• [The task]
All the data should come back exactly as it was given.

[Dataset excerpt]

────────

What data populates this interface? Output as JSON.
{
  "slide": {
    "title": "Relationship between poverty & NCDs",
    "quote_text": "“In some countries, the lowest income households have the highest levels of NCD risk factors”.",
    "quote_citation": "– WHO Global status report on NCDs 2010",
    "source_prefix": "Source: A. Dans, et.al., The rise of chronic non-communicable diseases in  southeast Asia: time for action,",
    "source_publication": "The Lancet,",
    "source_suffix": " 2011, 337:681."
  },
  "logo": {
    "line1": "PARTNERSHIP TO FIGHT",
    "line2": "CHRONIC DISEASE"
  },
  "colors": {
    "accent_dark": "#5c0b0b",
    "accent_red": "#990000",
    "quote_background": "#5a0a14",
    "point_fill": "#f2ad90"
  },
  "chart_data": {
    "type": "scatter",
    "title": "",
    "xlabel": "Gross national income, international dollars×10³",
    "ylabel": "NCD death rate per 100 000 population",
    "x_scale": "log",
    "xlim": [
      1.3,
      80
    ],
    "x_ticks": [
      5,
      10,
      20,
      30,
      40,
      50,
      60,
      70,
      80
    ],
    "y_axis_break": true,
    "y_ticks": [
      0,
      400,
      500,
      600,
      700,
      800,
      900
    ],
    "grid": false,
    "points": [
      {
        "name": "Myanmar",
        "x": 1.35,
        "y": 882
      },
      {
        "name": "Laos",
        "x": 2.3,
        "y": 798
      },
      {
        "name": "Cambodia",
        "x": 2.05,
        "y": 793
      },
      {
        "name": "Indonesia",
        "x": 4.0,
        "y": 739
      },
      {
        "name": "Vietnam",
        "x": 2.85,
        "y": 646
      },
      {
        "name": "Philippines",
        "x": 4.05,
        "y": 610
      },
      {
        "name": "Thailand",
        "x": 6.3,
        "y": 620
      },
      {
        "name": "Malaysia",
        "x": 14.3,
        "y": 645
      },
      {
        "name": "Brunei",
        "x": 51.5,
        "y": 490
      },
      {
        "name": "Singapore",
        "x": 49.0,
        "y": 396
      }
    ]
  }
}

────────

• [Worked solution]
What data populates this interface? Output as JSON.
{
  "slide": {
    "title": "Relationship between poverty & NCDs",
    "quote_text": "“In some countries, the lowest income households have the highest levels of NCD risk factors”.",
    "quote_citation": "– WHO Global status report on NCDs 2010",
    "source_prefix": "Source: A. Dans, et.al., The rise of chronic non-communicable diseases in  southeast Asia: time for action,",
    "source_publication": "The Lancet,",
    "source_suffix": " 2011, 337:681."
  },
  "logo": {
    "line1": "PARTNERSHIP TO FIGHT",
    "line2": "CHRONIC DISEASE"
  },
  "colors": {
    "accent_dark": "#5c0b0b",
    "accent_red": "#990000",
    "quote_background": "#5a0a14",
    "point_fill": "#f2ad90"
  },
  "chart_data": {
    "type": "scatter",
    "title": "",
    "xlabel": "Gross national income, international dollars×10³",
    "ylabel": "NCD death rate per 100 000 population",
    "x_scale": "log",
    "xlim": [
      1.3,
      80
    ],
    "x_ticks": [
      5,
      10,
      20,
      30,
      40,
      50,
      60,
      70,
      80
    ],
    "y_axis_break": true,
    "y_ticks": [
      0,
      400,
      500,
      600,
      700,
      800,
      900
    ],
    "grid": false,
    "points": [
      {
        "name": "Myanmar",
        "x": 1.35,
        "y": 882
      },
      {
        "name": "Laos",
        "x": 2.3,
        "y": 798
      },
      {
        "name": "Cambodia",
        "x": 2.05,
        "y": 793
      },
      {
        "name": "Indonesia",
        "x": 4.0,
        "y": 739
      },
      {
        "name": "Vietnam",
        "x": 2.85,
        "y": 646
      },
      {
        "name": "Philippines",
        "x": 4.05,
        "y": 610
      },
      {
        "name": "Thailand",
        "x": 6.3,
        "y": 620
      },
      {
        "name": "Malaysia",
        "x": 14.3,
        "y": 645
      },
      {
        "name": "Brunei",
        "x": 51.5,
        "y": 490
      },
      {
        "name": "Singapore",
        "x": 49.0,
        "y": 396
      }
    ]
  }
}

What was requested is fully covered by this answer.